■ **What to produce**
Exclude any images and output the remaining records exactly.
━━━ Dataset records
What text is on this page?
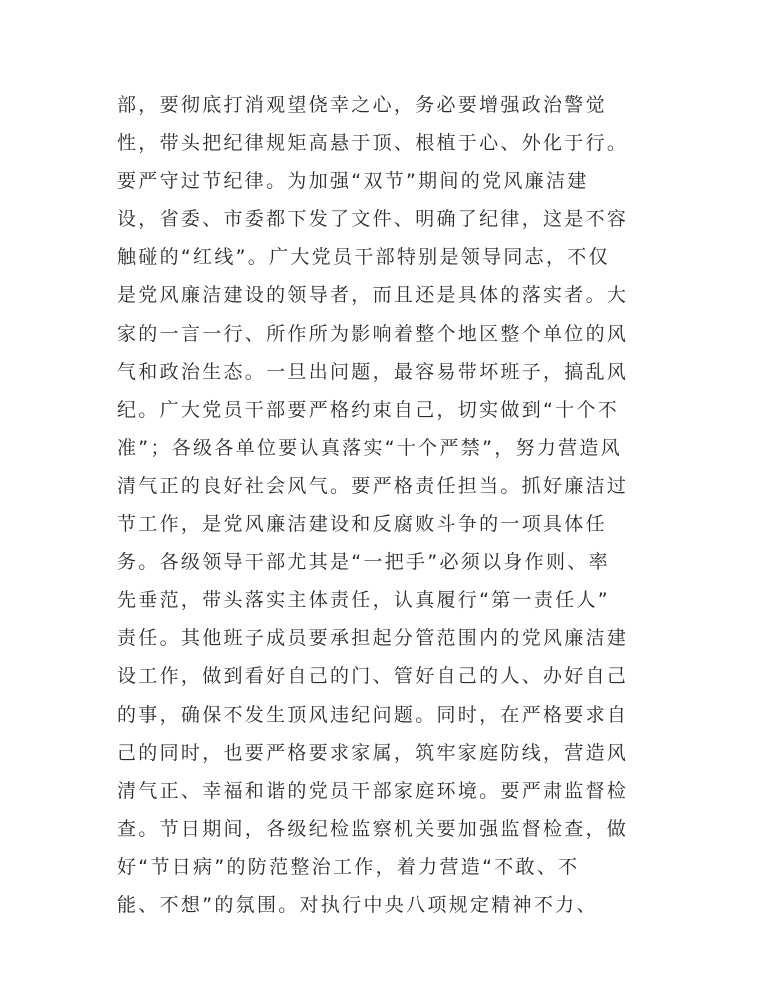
部，要彻底打消观望侥幸之心，务必要增强政治警觉
性，带头把纪律规矩高悬于顶、根植于心、外化于行。
要严守过节纪律。为加强“双节”期间的党风廉洁建
设，省委、市委都下发了文件、明确了纪律，这是不容
触碰的“红线”。广大党员干部特别是领导同志，不仅
是党风廉洁建设的领导者，而且还是具体的落实者。大
家的一言一行、所作所为影响着整个地区整个单位的风
气和政治生态。一旦出问题，最容易带坏班子，搞乱风
纪。广大党员干部要严格约束自己，切实做到“十个不
准”；各级各单位要认真落实“十个严禁”，努力营造风
清气正的良好社会风气。要严格责任担当。抓好廉洁过
节工作，是党风廉洁建设和反腐败斗争的一项具体任
务。各级领导干部尤其是“一把手”必须以身作则、率
先垂范，带头落实主体责任，认真履行“第一责任人”
责任。其他班子成员要承担起分管范围内的党风廉洁建
设工作，做到看好自己的门、管好自己的人、办好自己
的事，确保不发生顶风违纪问题。同时，在严格要求自
己的同时，也要严格要求家属，筑牢家庭防线，营造风
清气正、幸福和谐的党员干部家庭环境。要严肃监督检
查。节日期间，各级纪检监察机关要加强监督检查，做
好“节日病”的防范整治工作，着力营造“不敢、不
能、不想”的氛围。对执行中央八项规定精神不力、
━━━━━━
■ **Answer to this task**
What text is on this page?
部，要彻底打消观望侥幸之心，务必要增强政治警觉
性，带头把纪律规矩高悬于顶、根植于心、外化于行。
要严守过节纪律。为加强“双节”期间的党风廉洁建
设，省委、市委都下发了文件、明确了纪律，这是不容
触碰的“红线”。广大党员干部特别是领导同志，不仅
是党风廉洁建设的领导者，而且还是具体的落实者。大
家的一言一行、所作所为影响着整个地区整个单位的风
气和政治生态。一旦出问题，最容易带坏班子，搞乱风
纪。广大党员干部要严格约束自己，切实做到“十个不
准”；各级各单位要认真落实“十个严禁”，努力营造风
清气正的良好社会风气。要严格责任担当。抓好廉洁过
节工作，是党风廉洁建设和反腐败斗争的一项具体任
务。各级领导干部尤其是“一把手”必须以身作则、率
先垂范，带头落实主体责任，认真履行“第一责任人”
责任。其他班子成员要承担起分管范围内的党风廉洁建
设工作，做到看好自己的门、管好自己的人、办好自己
的事，确保不发生顶风违纪问题。同时，在严格要求自
己的同时，也要严格要求家属，筑牢家庭防线，营造风
清气正、幸福和谐的党员干部家庭环境。要严肃监督检
查。节日期间，各级纪检监察机关要加强监督检查，做
好“节日病”的防范整治工作，着力营造“不敢、不
能、不想”的氛围。对执行中央八项规定精神不力、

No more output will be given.